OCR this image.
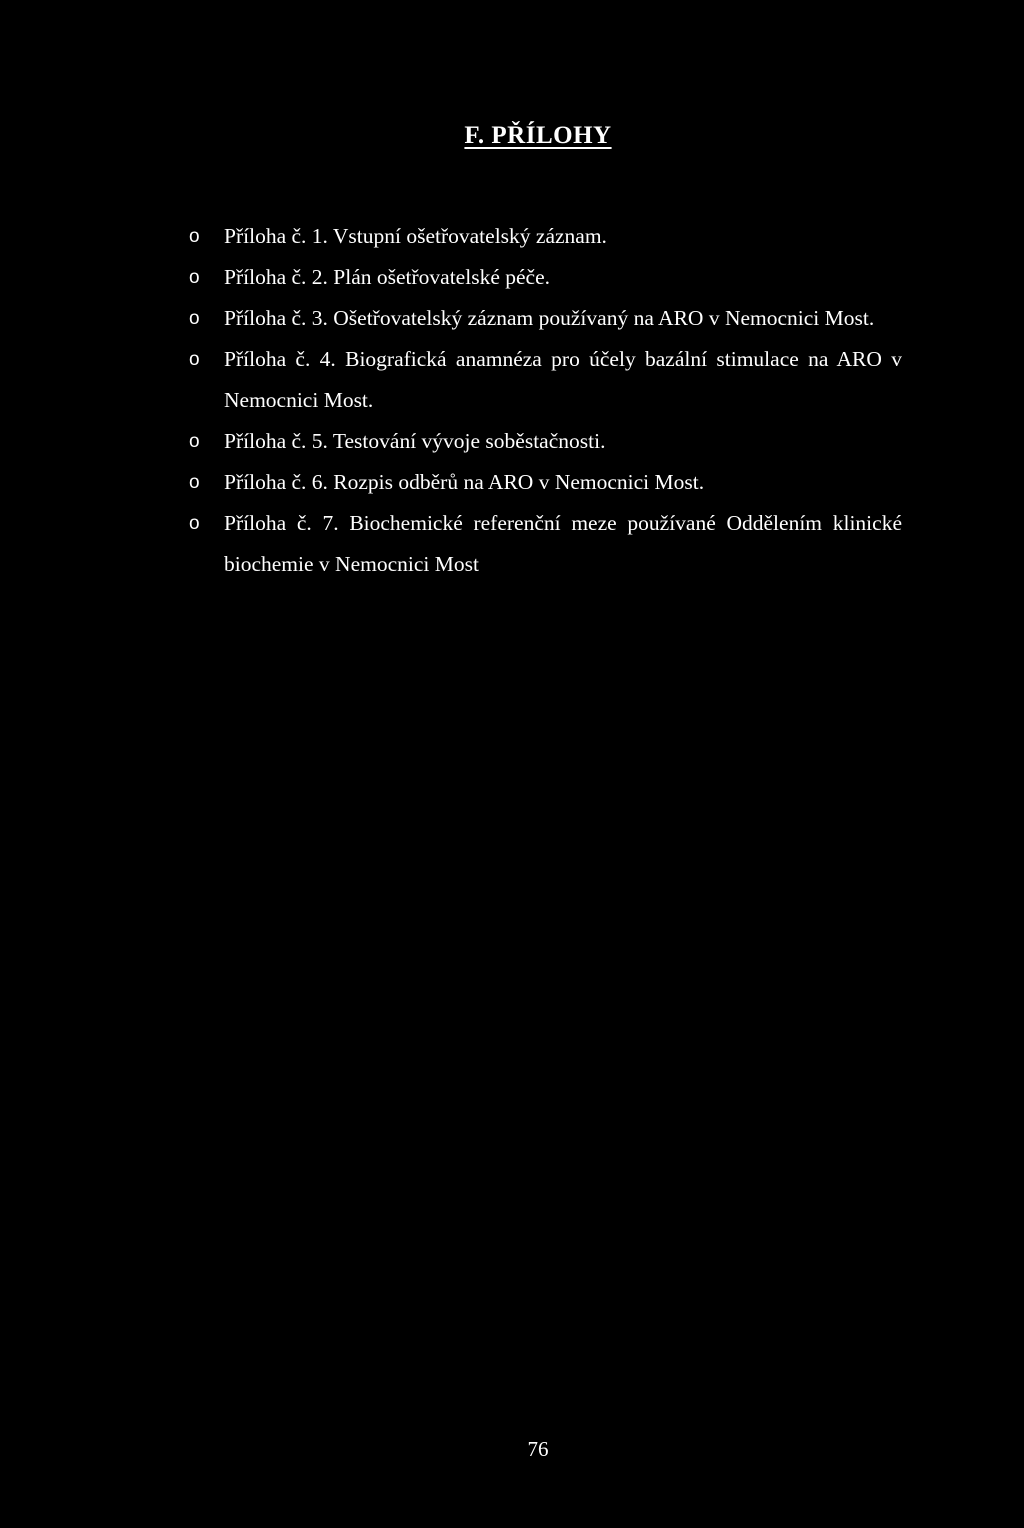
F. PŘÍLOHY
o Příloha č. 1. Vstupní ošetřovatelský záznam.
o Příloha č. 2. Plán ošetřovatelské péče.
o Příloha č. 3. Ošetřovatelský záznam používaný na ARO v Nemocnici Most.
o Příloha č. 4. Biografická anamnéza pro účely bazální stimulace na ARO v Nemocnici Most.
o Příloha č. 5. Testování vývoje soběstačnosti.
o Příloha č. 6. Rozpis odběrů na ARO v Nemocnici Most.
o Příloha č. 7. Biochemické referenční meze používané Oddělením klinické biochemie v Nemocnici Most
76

Task requirements:
Images in the data above are to be skipped. Retype all other material exactly.

Output below:
OCR this image.
F. PŘÍLOHY
o Příloha č. 1. Vstupní ošetřovatelský záznam.
o Příloha č. 2. Plán ošetřovatelské péče.
o Příloha č. 3. Ošetřovatelský záznam používaný na ARO v Nemocnici Most.
o Příloha č. 4. Biografická anamnéza pro účely bazální stimulace na ARO v Nemocnici Most.
o Příloha č. 5. Testování vývoje soběstačnosti.
o Příloha č. 6. Rozpis odběrů na ARO v Nemocnici Most.
o Příloha č. 7. Biochemické referenční meze používané Oddělením klinické biochemie v Nemocnici Most
76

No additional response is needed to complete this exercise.